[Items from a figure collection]
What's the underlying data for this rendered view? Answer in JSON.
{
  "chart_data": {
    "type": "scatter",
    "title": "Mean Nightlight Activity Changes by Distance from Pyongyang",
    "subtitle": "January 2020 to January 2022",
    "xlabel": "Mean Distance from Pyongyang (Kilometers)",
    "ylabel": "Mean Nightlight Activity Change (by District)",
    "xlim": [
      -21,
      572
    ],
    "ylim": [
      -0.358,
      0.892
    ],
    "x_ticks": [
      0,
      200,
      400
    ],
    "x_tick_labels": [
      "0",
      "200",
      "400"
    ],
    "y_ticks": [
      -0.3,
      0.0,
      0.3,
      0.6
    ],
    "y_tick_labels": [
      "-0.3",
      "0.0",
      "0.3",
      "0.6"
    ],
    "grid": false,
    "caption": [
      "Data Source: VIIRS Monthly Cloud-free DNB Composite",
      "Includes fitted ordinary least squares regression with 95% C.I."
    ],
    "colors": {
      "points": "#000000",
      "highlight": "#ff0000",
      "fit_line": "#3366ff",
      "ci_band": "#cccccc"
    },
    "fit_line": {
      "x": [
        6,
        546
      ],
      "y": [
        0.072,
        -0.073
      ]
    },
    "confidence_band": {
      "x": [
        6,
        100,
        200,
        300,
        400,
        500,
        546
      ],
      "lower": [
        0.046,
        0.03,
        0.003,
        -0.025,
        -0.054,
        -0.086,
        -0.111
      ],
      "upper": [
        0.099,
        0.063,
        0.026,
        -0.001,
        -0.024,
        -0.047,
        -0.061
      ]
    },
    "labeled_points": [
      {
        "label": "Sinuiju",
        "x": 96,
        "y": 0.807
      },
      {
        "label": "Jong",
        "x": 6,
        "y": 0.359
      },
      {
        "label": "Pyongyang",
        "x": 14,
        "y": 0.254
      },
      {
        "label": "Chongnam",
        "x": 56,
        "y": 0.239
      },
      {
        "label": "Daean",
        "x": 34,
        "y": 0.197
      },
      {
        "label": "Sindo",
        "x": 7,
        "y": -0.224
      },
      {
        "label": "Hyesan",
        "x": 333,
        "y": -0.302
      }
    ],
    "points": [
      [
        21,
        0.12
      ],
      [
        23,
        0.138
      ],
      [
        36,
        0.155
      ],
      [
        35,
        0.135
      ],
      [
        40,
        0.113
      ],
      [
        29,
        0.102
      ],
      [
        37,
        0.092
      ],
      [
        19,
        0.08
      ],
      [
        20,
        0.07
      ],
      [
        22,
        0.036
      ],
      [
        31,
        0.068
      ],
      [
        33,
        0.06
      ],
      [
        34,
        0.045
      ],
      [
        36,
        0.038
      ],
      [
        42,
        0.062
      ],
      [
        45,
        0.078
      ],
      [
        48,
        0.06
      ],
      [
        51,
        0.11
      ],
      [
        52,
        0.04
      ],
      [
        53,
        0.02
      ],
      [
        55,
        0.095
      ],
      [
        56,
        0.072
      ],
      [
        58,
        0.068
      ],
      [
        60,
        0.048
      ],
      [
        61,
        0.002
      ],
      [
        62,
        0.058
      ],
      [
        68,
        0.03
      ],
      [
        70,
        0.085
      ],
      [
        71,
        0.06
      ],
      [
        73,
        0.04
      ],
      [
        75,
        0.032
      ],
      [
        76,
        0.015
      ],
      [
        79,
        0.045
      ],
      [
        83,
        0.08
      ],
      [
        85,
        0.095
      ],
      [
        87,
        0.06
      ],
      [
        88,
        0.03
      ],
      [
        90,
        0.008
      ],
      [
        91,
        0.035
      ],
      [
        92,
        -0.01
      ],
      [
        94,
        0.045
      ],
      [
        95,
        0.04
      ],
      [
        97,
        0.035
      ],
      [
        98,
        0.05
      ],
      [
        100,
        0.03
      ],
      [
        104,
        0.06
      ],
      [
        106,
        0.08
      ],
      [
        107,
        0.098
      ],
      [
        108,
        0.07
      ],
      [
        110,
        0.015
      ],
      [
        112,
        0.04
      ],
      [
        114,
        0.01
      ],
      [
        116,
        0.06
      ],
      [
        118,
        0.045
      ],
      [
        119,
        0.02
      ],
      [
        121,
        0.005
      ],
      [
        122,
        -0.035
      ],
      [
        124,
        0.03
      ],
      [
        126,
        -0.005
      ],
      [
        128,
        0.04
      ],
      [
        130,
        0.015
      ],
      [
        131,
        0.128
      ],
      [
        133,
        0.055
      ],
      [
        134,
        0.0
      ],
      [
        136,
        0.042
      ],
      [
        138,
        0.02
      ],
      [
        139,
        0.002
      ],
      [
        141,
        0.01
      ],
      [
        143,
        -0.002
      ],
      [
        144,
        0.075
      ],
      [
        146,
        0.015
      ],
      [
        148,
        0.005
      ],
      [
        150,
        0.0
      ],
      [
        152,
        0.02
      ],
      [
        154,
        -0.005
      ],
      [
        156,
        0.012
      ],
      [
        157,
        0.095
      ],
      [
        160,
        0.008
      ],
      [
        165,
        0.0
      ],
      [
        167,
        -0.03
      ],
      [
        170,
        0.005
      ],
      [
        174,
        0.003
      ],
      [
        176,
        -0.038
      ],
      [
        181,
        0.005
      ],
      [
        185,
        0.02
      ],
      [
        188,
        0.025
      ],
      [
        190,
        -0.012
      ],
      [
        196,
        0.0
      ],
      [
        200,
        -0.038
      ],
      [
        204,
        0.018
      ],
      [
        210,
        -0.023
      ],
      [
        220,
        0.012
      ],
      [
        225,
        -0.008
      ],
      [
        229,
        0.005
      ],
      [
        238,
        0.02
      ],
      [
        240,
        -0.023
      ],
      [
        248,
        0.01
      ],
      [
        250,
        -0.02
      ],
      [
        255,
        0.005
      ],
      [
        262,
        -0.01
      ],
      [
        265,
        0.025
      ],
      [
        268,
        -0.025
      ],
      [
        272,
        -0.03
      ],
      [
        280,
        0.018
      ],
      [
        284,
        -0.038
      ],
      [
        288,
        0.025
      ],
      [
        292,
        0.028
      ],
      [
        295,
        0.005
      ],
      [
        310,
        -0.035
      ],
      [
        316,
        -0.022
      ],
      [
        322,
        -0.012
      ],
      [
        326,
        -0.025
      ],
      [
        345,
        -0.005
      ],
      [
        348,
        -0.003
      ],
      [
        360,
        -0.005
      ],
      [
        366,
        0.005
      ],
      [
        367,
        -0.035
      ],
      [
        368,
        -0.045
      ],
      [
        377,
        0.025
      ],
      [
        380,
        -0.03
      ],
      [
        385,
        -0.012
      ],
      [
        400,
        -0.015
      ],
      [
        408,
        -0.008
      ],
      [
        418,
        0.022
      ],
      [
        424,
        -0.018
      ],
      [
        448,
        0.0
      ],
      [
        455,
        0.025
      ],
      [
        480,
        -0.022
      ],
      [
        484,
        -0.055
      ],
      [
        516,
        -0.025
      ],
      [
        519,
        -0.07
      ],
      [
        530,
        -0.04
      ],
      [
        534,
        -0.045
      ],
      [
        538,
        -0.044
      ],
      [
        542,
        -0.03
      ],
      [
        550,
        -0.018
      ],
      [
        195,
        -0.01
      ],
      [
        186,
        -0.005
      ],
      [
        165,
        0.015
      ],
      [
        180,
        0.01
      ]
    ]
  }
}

---

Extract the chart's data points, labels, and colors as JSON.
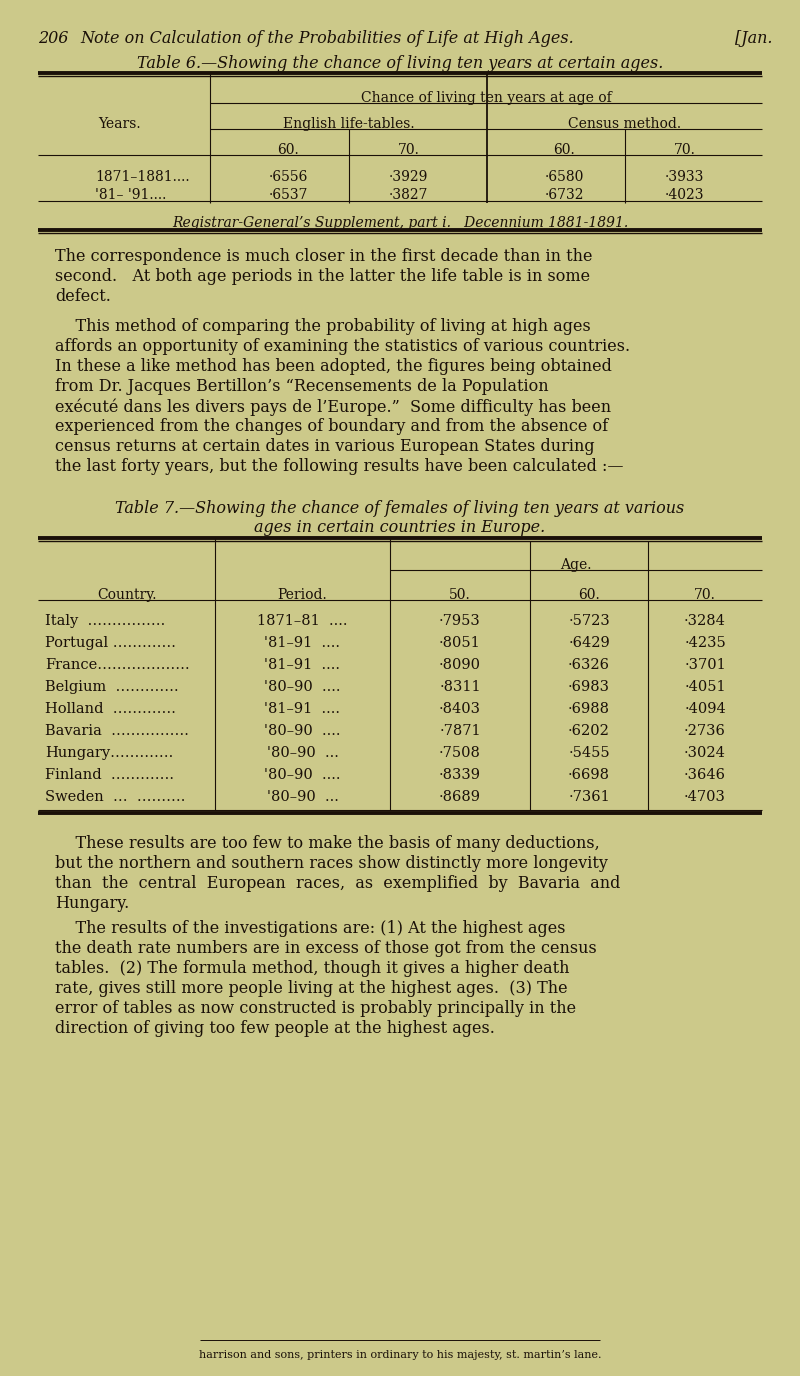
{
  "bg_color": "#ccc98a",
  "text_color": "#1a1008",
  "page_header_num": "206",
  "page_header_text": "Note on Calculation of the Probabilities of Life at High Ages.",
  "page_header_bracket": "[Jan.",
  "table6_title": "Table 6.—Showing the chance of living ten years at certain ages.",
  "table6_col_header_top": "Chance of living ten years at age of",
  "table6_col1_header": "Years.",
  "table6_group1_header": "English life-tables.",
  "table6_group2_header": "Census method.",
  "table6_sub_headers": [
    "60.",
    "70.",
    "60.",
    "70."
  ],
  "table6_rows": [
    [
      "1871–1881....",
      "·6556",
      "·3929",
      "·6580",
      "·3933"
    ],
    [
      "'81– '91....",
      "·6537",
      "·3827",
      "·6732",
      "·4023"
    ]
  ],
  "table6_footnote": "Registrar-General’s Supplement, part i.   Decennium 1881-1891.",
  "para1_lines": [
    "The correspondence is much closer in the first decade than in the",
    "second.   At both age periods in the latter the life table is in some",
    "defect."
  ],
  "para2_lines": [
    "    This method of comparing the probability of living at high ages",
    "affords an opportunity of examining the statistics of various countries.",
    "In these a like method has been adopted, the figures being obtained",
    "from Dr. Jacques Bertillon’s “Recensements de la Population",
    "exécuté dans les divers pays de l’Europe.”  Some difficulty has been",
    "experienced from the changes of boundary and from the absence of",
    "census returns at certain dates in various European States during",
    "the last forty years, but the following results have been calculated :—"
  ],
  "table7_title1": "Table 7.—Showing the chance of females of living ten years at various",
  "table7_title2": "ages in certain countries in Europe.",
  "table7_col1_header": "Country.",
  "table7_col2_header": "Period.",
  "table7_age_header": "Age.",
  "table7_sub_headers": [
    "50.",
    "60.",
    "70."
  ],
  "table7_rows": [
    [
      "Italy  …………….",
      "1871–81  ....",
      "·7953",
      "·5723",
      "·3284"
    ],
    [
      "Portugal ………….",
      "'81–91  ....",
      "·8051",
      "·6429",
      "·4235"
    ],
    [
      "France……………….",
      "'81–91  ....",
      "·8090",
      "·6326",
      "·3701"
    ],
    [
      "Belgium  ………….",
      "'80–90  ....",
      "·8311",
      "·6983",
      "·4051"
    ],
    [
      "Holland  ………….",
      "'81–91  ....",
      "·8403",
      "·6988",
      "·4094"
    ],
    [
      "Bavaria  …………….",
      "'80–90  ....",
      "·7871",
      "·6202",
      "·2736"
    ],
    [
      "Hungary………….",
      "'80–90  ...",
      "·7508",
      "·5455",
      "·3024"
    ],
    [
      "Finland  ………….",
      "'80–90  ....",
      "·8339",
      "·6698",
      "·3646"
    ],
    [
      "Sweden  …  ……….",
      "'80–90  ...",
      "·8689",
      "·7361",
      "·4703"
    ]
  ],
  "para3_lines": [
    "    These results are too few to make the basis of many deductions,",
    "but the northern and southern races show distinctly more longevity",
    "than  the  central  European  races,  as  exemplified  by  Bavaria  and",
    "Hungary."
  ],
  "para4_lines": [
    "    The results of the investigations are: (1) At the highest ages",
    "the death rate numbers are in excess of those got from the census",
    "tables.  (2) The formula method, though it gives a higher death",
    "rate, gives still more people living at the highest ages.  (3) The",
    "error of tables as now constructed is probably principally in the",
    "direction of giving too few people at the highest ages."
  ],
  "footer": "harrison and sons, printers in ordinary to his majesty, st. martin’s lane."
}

What the task asks - Each line that holds the string "living" counts once; give the total and nothing else.

Correct answer - 5